■ Set exercise: Write the data out again in full, with no departure from the original.
# # # # # # #
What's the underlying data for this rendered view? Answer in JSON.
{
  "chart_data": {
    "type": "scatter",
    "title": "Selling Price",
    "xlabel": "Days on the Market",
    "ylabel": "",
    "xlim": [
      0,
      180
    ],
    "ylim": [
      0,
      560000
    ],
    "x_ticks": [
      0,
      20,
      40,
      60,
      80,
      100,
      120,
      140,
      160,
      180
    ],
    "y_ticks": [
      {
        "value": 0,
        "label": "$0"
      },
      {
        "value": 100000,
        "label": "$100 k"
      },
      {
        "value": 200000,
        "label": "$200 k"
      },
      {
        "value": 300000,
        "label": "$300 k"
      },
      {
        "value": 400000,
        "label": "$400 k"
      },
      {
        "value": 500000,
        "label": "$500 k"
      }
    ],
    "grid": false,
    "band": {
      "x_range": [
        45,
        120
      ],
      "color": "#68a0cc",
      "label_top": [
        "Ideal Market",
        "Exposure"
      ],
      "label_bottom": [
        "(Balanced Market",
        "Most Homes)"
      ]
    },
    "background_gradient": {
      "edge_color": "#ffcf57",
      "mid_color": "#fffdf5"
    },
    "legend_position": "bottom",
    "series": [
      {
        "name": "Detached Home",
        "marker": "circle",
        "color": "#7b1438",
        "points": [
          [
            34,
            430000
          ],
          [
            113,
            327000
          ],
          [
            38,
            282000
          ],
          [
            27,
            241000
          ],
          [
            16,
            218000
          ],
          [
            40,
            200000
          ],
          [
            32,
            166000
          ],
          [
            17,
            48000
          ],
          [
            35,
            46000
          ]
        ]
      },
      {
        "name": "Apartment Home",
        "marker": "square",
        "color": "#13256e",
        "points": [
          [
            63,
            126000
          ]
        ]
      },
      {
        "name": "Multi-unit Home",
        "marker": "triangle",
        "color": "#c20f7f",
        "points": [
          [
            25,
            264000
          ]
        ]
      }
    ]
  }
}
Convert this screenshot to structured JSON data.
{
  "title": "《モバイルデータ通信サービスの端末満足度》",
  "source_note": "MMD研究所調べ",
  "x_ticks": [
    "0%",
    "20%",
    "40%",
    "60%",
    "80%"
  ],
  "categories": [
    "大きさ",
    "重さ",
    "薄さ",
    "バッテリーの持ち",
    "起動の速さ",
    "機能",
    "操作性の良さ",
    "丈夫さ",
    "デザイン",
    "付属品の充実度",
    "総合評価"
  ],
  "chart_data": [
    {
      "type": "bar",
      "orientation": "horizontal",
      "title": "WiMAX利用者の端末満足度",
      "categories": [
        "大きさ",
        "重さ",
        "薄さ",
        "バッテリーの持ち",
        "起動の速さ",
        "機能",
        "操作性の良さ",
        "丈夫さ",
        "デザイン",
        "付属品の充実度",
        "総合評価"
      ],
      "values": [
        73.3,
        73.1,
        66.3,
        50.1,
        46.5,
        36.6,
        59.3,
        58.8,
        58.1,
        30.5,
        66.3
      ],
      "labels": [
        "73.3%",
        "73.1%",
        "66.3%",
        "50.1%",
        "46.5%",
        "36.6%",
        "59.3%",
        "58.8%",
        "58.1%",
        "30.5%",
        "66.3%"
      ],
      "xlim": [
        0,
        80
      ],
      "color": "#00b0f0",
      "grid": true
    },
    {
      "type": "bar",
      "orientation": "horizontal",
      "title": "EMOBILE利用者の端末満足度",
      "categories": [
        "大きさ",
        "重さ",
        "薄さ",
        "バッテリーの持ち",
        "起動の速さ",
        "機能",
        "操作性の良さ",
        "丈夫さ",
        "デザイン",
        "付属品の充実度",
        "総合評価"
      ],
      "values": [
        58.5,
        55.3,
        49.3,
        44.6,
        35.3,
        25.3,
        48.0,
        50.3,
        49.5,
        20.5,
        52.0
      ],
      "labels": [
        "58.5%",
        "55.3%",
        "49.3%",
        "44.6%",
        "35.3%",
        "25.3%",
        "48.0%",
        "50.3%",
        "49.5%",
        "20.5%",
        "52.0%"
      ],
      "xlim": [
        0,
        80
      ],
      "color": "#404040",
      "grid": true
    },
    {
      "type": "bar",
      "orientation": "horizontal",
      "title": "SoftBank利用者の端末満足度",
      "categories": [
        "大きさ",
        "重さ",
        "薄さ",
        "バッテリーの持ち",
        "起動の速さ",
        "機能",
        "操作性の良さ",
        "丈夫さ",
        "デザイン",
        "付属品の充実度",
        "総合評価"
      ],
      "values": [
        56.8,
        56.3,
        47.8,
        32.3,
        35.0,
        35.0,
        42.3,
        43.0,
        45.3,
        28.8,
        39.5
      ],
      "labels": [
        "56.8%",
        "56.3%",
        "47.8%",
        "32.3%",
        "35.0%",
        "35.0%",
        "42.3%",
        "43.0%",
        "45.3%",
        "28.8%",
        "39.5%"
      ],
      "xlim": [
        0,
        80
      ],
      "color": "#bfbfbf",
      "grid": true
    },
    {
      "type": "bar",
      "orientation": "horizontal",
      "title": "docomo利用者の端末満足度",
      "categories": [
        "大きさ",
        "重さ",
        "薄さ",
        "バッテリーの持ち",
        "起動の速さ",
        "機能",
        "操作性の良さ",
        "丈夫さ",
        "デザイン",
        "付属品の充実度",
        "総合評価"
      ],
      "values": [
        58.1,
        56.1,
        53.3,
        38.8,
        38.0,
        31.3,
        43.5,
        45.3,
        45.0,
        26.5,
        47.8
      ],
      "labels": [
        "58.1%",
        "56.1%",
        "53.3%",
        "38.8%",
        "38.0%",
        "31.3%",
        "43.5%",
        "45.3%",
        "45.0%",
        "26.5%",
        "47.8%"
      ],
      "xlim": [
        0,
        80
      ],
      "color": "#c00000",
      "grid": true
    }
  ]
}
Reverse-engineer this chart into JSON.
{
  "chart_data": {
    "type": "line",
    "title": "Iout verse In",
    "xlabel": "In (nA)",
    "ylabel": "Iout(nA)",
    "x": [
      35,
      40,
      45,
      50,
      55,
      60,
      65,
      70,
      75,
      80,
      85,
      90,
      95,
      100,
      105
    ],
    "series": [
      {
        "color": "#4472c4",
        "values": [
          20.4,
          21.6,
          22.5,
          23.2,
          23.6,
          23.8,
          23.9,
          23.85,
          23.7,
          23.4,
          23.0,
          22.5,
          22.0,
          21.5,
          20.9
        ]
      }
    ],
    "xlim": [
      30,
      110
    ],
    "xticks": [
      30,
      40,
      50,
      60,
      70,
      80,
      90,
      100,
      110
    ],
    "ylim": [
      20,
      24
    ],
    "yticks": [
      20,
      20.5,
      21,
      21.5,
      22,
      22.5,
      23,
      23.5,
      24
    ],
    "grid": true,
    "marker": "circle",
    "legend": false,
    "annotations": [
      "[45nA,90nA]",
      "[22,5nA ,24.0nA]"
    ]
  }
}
# # # # # # #
■ Response:
What's the underlying data for this rendered view? Answer in JSON.
{
  "chart_data": {
    "type": "scatter",
    "title": "Selling Price",
    "xlabel": "Days on the Market",
    "ylabel": "",
    "xlim": [
      0,
      180
    ],
    "ylim": [
      0,
      560000
    ],
    "x_ticks": [
      0,
      20,
      40,
      60,
      80,
      100,
      120,
      140,
      160,
      180
    ],
    "y_ticks": [
      {
        "value": 0,
        "label": "$0"
      },
      {
        "value": 100000,
        "label": "$100 k"
      },
      {
        "value": 200000,
        "label": "$200 k"
      },
      {
        "value": 300000,
        "label": "$300 k"
      },
      {
        "value": 400000,
        "label": "$400 k"
      },
      {
        "value": 500000,
        "label": "$500 k"
      }
    ],
    "grid": false,
    "band": {
      "x_range": [
        45,
        120
      ],
      "color": "#68a0cc",
      "label_top": [
        "Ideal Market",
        "Exposure"
      ],
      "label_bottom": [
        "(Balanced Market",
        "Most Homes)"
      ]
    },
    "background_gradient": {
      "edge_color": "#ffcf57",
      "mid_color": "#fffdf5"
    },
    "legend_position": "bottom",
    "series": [
      {
        "name": "Detached Home",
        "marker": "circle",
        "color": "#7b1438",
        "points": [
          [
            34,
            430000
          ],
          [
            113,
            327000
          ],
          [
            38,
            282000
          ],
          [
            27,
            241000
          ],
          [
            16,
            218000
          ],
          [
            40,
            200000
          ],
          [
            32,
            166000
          ],
          [
            17,
            48000
          ],
          [
            35,
            46000
          ]
        ]
      },
      {
        "name": "Apartment Home",
        "marker": "square",
        "color": "#13256e",
        "points": [
          [
            63,
            126000
          ]
        ]
      },
      {
        "name": "Multi-unit Home",
        "marker": "triangle",
        "color": "#c20f7f",
        "points": [
          [
            25,
            264000
          ]
        ]
      }
    ]
  }
}
Convert this screenshot to structured JSON data.
{
  "title": "《モバイルデータ通信サービスの端末満足度》",
  "source_note": "MMD研究所調べ",
  "x_ticks": [
    "0%",
    "20%",
    "40%",
    "60%",
    "80%"
  ],
  "categories": [
    "大きさ",
    "重さ",
    "薄さ",
    "バッテリーの持ち",
    "起動の速さ",
    "機能",
    "操作性の良さ",
    "丈夫さ",
    "デザイン",
    "付属品の充実度",
    "総合評価"
  ],
  "chart_data": [
    {
      "type": "bar",
      "orientation": "horizontal",
      "title": "WiMAX利用者の端末満足度",
      "categories": [
        "大きさ",
        "重さ",
        "薄さ",
        "バッテリーの持ち",
        "起動の速さ",
        "機能",
        "操作性の良さ",
        "丈夫さ",
        "デザイン",
        "付属品の充実度",
        "総合評価"
      ],
      "values": [
        73.3,
        73.1,
        66.3,
        50.1,
        46.5,
        36.6,
        59.3,
        58.8,
        58.1,
        30.5,
        66.3
      ],
      "labels": [
        "73.3%",
        "73.1%",
        "66.3%",
        "50.1%",
        "46.5%",
        "36.6%",
        "59.3%",
        "58.8%",
        "58.1%",
        "30.5%",
        "66.3%"
      ],
      "xlim": [
        0,
        80
      ],
      "color": "#00b0f0",
      "grid": true
    },
    {
      "type": "bar",
      "orientation": "horizontal",
      "title": "EMOBILE利用者の端末満足度",
      "categories": [
        "大きさ",
        "重さ",
        "薄さ",
        "バッテリーの持ち",
        "起動の速さ",
        "機能",
        "操作性の良さ",
        "丈夫さ",
        "デザイン",
        "付属品の充実度",
        "総合評価"
      ],
      "values": [
        58.5,
        55.3,
        49.3,
        44.6,
        35.3,
        25.3,
        48.0,
        50.3,
        49.5,
        20.5,
        52.0
      ],
      "labels": [
        "58.5%",
        "55.3%",
        "49.3%",
        "44.6%",
        "35.3%",
        "25.3%",
        "48.0%",
        "50.3%",
        "49.5%",
        "20.5%",
        "52.0%"
      ],
      "xlim": [
        0,
        80
      ],
      "color": "#404040",
      "grid": true
    },
    {
      "type": "bar",
      "orientation": "horizontal",
      "title": "SoftBank利用者の端末満足度",
      "categories": [
        "大きさ",
        "重さ",
        "薄さ",
        "バッテリーの持ち",
        "起動の速さ",
        "機能",
        "操作性の良さ",
        "丈夫さ",
        "デザイン",
        "付属品の充実度",
        "総合評価"
      ],
      "values": [
        56.8,
        56.3,
        47.8,
        32.3,
        35.0,
        35.0,
        42.3,
        43.0,
        45.3,
        28.8,
        39.5
      ],
      "labels": [
        "56.8%",
        "56.3%",
        "47.8%",
        "32.3%",
        "35.0%",
        "35.0%",
        "42.3%",
        "43.0%",
        "45.3%",
        "28.8%",
        "39.5%"
      ],
      "xlim": [
        0,
        80
      ],
      "color": "#bfbfbf",
      "grid": true
    },
    {
      "type": "bar",
      "orientation": "horizontal",
      "title": "docomo利用者の端末満足度",
      "categories": [
        "大きさ",
        "重さ",
        "薄さ",
        "バッテリーの持ち",
        "起動の速さ",
        "機能",
        "操作性の良さ",
        "丈夫さ",
        "デザイン",
        "付属品の充実度",
        "総合評価"
      ],
      "values": [
        58.1,
        56.1,
        53.3,
        38.8,
        38.0,
        31.3,
        43.5,
        45.3,
        45.0,
        26.5,
        47.8
      ],
      "labels": [
        "58.1%",
        "56.1%",
        "53.3%",
        "38.8%",
        "38.0%",
        "31.3%",
        "43.5%",
        "45.3%",
        "45.0%",
        "26.5%",
        "47.8%"
      ],
      "xlim": [
        0,
        80
      ],
      "color": "#c00000",
      "grid": true
    }
  ]
}
Reverse-engineer this chart into JSON.
{
  "chart_data": {
    "type": "line",
    "title": "Iout verse In",
    "xlabel": "In (nA)",
    "ylabel": "Iout(nA)",
    "x": [
      35,
      40,
      45,
      50,
      55,
      60,
      65,
      70,
      75,
      80,
      85,
      90,
      95,
      100,
      105
    ],
    "series": [
      {
        "color": "#4472c4",
        "values": [
          20.4,
          21.6,
          22.5,
          23.2,
          23.6,
          23.8,
          23.9,
          23.85,
          23.7,
          23.4,
          23.0,
          22.5,
          22.0,
          21.5,
          20.9
        ]
      }
    ],
    "xlim": [
      30,
      110
    ],
    "xticks": [
      30,
      40,
      50,
      60,
      70,
      80,
      90,
      100,
      110
    ],
    "ylim": [
      20,
      24
    ],
    "yticks": [
      20,
      20.5,
      21,
      21.5,
      22,
      22.5,
      23,
      23.5,
      24
    ],
    "grid": true,
    "marker": "circle",
    "legend": false,
    "annotations": [
      "[45nA,90nA]",
      "[22,5nA ,24.0nA]"
    ]
  }
}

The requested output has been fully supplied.